Saved data entries

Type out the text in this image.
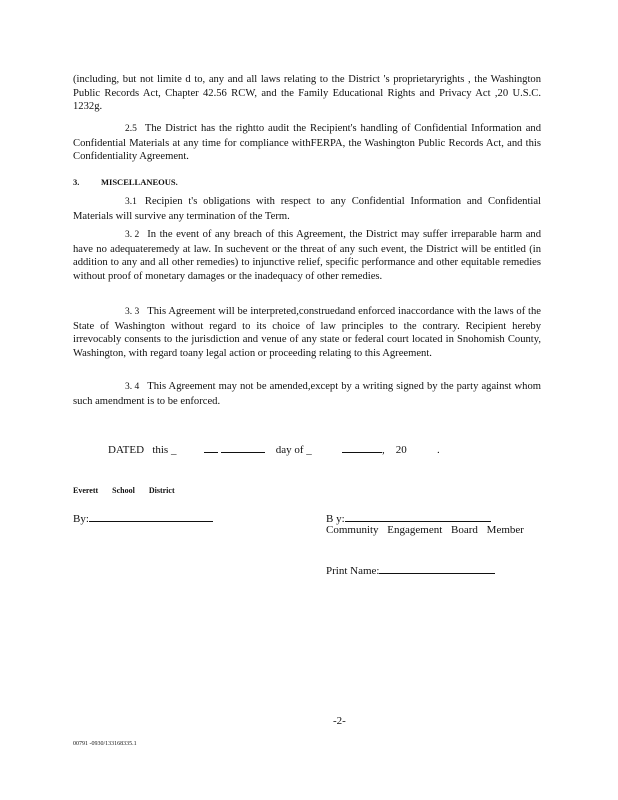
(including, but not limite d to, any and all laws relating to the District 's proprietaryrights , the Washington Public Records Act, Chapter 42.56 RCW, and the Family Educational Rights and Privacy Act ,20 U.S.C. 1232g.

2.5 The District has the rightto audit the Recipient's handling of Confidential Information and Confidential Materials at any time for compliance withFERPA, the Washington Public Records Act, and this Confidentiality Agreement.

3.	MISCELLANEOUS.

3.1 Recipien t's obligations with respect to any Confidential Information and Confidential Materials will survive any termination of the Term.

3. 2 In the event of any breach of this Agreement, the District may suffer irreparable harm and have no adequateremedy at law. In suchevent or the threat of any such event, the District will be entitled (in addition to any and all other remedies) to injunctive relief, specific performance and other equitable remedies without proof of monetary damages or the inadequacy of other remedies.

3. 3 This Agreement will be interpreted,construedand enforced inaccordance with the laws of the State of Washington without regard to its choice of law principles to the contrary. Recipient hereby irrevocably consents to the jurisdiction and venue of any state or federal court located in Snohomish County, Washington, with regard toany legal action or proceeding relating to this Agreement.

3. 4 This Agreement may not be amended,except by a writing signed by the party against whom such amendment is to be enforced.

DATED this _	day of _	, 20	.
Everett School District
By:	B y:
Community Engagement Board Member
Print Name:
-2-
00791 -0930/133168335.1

==

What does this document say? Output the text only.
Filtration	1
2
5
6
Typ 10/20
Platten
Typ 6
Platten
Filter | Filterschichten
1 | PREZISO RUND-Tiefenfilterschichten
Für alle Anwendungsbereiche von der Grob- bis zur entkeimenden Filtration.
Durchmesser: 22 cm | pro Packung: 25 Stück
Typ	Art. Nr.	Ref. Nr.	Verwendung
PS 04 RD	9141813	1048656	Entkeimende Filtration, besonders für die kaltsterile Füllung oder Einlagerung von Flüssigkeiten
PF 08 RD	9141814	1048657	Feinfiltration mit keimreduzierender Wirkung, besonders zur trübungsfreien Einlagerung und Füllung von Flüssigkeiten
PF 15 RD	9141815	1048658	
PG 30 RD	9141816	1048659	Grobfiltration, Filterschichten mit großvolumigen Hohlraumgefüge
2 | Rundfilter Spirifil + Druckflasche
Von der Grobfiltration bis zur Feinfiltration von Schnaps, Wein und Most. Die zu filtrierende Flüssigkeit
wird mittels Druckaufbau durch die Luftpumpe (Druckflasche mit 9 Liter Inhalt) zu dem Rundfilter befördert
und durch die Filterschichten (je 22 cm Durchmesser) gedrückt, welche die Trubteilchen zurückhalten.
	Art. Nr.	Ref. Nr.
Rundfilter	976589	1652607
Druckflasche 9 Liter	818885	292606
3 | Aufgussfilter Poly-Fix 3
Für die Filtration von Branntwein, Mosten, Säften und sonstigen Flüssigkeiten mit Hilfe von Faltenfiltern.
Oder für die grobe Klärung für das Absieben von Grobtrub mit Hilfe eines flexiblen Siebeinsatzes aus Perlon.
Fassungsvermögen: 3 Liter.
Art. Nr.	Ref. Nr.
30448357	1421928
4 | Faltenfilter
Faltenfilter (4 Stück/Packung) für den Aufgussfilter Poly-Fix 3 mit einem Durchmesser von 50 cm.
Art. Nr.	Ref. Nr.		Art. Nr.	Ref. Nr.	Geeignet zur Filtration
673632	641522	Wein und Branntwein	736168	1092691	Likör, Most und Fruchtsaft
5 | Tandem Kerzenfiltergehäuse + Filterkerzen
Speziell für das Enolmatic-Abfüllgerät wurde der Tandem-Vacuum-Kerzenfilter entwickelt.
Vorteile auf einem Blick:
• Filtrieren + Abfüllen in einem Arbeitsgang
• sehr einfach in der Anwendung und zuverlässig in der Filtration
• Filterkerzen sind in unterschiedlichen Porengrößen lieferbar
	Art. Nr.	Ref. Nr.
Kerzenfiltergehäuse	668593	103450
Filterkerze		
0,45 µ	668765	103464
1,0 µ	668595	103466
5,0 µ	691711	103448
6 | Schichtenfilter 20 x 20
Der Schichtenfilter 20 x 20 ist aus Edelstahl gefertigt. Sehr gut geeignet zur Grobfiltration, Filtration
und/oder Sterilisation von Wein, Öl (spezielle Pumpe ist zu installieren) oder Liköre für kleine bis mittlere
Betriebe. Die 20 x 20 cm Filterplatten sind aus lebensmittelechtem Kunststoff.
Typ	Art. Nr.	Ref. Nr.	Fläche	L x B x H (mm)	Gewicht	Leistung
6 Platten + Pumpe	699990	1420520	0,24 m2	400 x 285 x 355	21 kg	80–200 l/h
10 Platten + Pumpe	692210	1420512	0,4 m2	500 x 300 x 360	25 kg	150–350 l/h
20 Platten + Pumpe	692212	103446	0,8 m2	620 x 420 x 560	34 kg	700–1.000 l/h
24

### Exercise description
Extract, from the material above, each line holding the word "Feinfiltration".

### Solved problem
PF 08 RD	9141814	1048657	Feinfiltration mit keimreduzierender Wirkung, besonders zur trübungsfreien Einlagerung und Füllung von Flüssigkeiten
Von der Grobfiltration bis zur Feinfiltration von Schnaps, Wein und Most. Die zu filtrierende Flüssigkeit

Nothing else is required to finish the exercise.